┌────────
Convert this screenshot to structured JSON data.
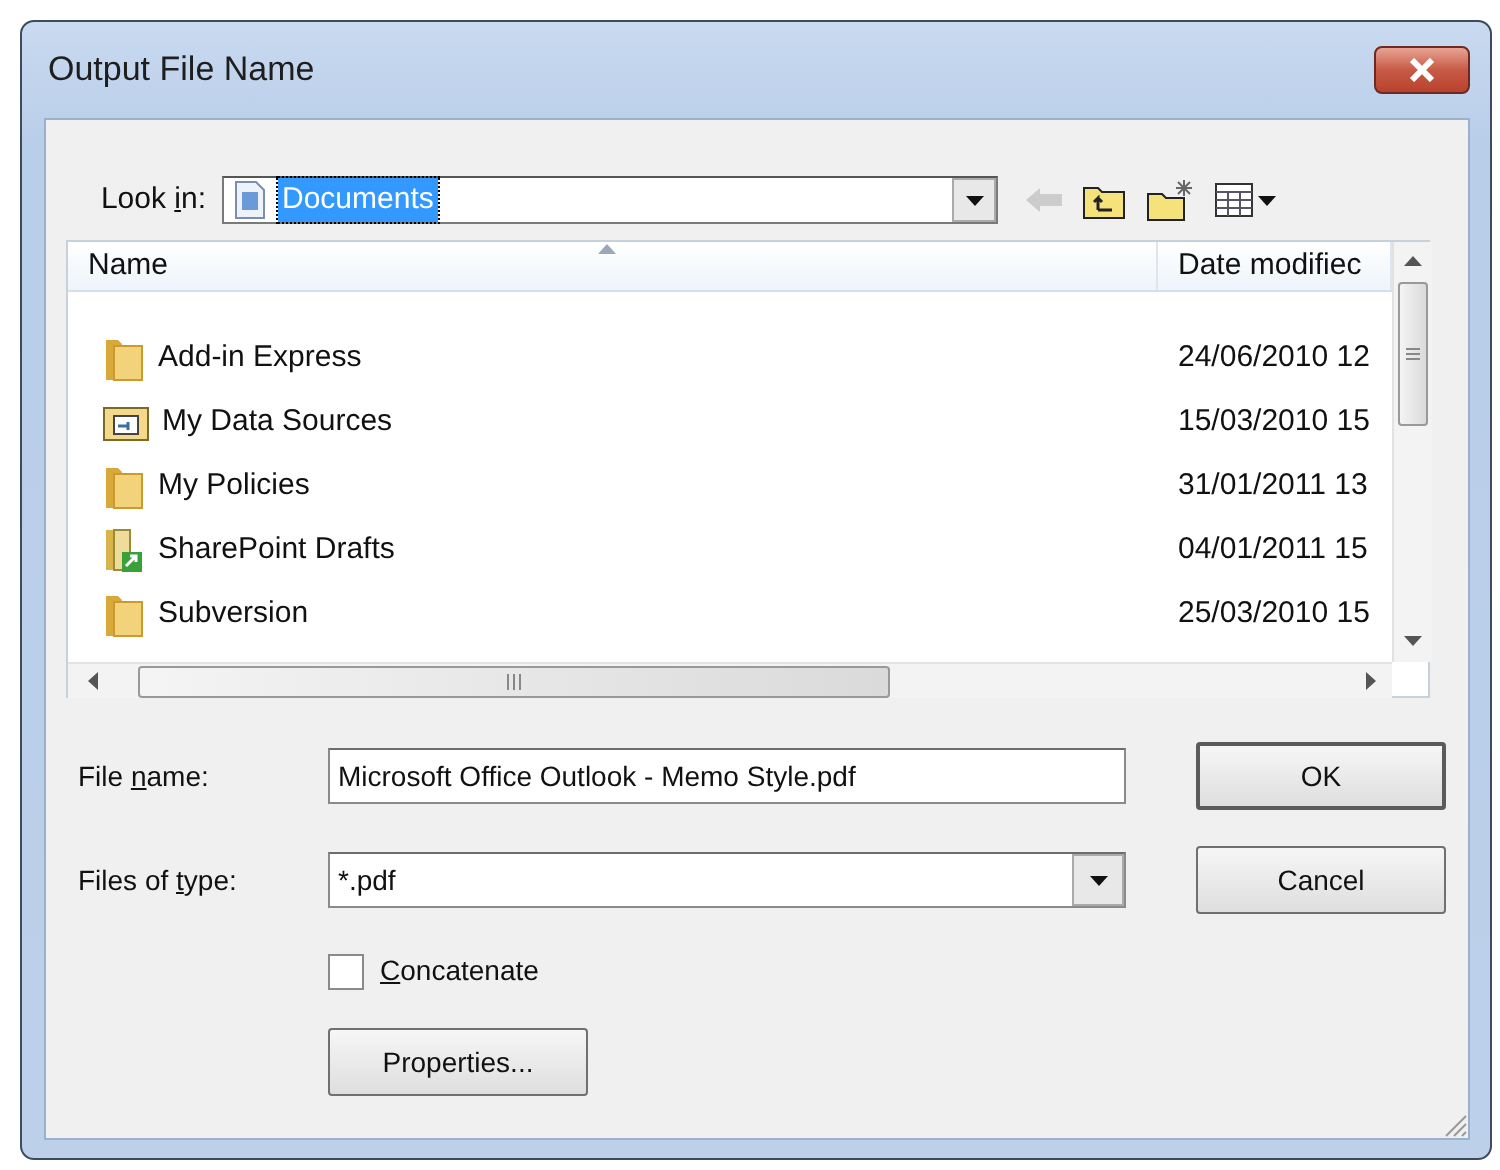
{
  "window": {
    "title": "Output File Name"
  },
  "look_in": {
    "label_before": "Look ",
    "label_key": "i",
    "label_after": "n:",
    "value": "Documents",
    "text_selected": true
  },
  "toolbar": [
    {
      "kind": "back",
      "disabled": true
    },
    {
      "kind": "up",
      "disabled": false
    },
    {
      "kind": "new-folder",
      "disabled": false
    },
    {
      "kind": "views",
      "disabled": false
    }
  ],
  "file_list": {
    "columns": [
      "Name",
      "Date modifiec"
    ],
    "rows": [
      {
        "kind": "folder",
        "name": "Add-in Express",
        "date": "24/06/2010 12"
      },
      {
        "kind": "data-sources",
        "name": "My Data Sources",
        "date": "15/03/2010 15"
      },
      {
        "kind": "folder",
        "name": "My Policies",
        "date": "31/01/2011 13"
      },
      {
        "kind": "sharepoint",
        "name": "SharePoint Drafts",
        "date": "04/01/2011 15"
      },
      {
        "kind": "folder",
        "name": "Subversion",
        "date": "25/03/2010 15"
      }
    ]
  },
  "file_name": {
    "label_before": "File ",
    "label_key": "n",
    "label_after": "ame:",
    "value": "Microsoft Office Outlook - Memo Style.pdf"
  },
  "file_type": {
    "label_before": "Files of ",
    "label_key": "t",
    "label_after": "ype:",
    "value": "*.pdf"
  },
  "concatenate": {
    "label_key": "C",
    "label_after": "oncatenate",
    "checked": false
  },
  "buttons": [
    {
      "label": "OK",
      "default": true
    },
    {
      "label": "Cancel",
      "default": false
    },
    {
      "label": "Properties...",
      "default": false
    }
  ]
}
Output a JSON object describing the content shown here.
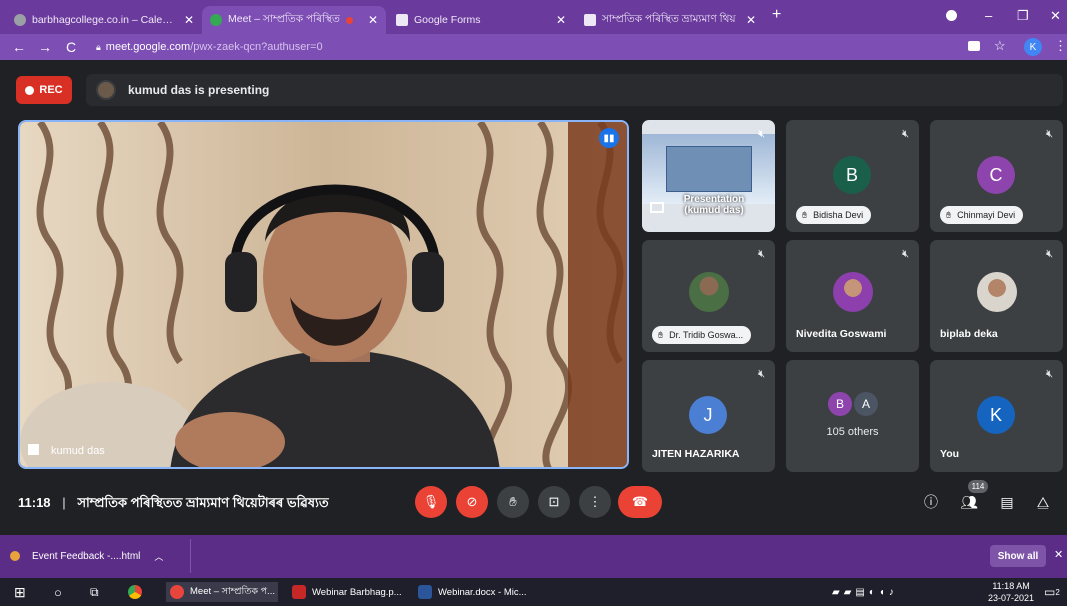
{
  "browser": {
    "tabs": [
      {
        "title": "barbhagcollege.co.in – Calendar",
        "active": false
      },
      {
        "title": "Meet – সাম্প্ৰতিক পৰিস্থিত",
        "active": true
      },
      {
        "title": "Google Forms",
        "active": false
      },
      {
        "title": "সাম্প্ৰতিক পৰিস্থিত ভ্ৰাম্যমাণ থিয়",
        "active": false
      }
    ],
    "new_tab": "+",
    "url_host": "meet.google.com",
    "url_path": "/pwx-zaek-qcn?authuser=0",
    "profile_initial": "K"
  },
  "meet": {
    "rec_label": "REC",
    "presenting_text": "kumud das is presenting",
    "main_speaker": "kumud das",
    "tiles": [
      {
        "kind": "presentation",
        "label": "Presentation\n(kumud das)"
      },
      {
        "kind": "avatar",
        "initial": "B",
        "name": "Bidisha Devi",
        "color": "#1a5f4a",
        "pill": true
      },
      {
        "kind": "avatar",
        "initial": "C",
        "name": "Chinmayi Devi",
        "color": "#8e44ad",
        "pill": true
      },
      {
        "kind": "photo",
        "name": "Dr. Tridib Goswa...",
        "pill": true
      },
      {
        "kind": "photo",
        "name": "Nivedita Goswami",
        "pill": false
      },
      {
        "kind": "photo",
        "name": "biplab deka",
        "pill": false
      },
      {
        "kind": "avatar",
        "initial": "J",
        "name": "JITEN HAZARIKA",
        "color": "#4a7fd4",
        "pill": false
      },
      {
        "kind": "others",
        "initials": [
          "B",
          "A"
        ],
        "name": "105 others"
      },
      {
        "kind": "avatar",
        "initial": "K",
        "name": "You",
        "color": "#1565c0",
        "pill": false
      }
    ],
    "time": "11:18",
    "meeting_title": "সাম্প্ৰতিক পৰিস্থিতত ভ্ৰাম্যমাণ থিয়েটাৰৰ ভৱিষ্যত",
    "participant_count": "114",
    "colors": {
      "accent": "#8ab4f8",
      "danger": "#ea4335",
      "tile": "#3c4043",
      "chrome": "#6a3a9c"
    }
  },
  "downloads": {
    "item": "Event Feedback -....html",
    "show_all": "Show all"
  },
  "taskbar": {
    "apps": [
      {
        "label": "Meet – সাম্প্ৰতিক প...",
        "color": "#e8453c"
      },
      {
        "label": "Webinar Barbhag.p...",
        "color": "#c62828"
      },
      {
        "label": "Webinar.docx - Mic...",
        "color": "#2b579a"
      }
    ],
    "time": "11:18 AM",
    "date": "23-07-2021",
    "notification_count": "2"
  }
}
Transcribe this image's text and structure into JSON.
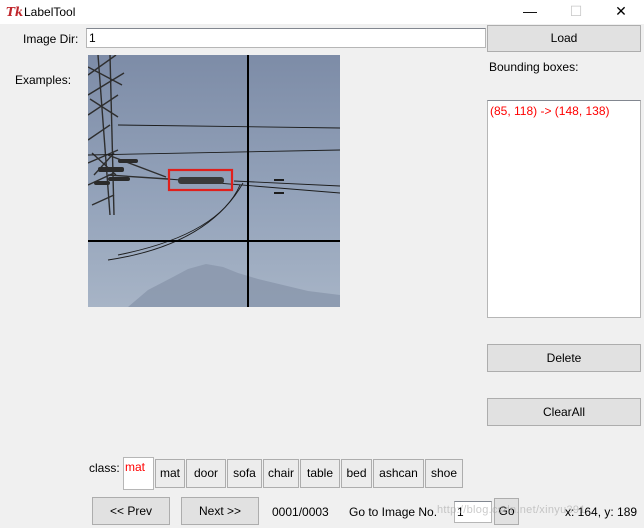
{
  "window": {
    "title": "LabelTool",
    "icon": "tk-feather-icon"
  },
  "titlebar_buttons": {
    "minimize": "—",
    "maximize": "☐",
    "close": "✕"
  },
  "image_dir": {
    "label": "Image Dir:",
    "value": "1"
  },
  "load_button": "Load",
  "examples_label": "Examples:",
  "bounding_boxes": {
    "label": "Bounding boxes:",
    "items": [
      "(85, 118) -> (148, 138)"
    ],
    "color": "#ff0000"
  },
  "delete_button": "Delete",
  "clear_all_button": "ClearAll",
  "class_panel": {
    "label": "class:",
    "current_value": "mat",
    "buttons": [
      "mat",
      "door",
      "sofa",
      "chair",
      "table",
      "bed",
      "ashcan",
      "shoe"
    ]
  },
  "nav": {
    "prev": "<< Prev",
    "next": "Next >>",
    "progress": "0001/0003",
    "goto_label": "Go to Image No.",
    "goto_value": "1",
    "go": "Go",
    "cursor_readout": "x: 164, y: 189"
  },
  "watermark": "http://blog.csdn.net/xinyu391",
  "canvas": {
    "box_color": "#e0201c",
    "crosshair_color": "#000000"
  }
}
└────────
## Task to carry out
From the line holding "Transcribe this image's" to the last line of the listing, please output each line exactly as it stands. Pictures stay out of the copy.

## Response below
Transcribe this image's text and structure into JSON.
{
  "window": {
    "title": "LabelTool",
    "icon": "tk-feather-icon"
  },
  "titlebar_buttons": {
    "minimize": "—",
    "maximize": "☐",
    "close": "✕"
  },
  "image_dir": {
    "label": "Image Dir:",
    "value": "1"
  },
  "load_button": "Load",
  "examples_label": "Examples:",
  "bounding_boxes": {
    "label": "Bounding boxes:",
    "items": [
      "(85, 118) -> (148, 138)"
    ],
    "color": "#ff0000"
  },
  "delete_button": "Delete",
  "clear_all_button": "ClearAll",
  "class_panel": {
    "label": "class:",
    "current_value": "mat",
    "buttons": [
      "mat",
      "door",
      "sofa",
      "chair",
      "table",
      "bed",
      "ashcan",
      "shoe"
    ]
  },
  "nav": {
    "prev": "<< Prev",
    "next": "Next >>",
    "progress": "0001/0003",
    "goto_label": "Go to Image No.",
    "goto_value": "1",
    "go": "Go",
    "cursor_readout": "x: 164, y: 189"
  },
  "watermark": "http://blog.csdn.net/xinyu391",
  "canvas": {
    "box_color": "#e0201c",
    "crosshair_color": "#000000"
  }
}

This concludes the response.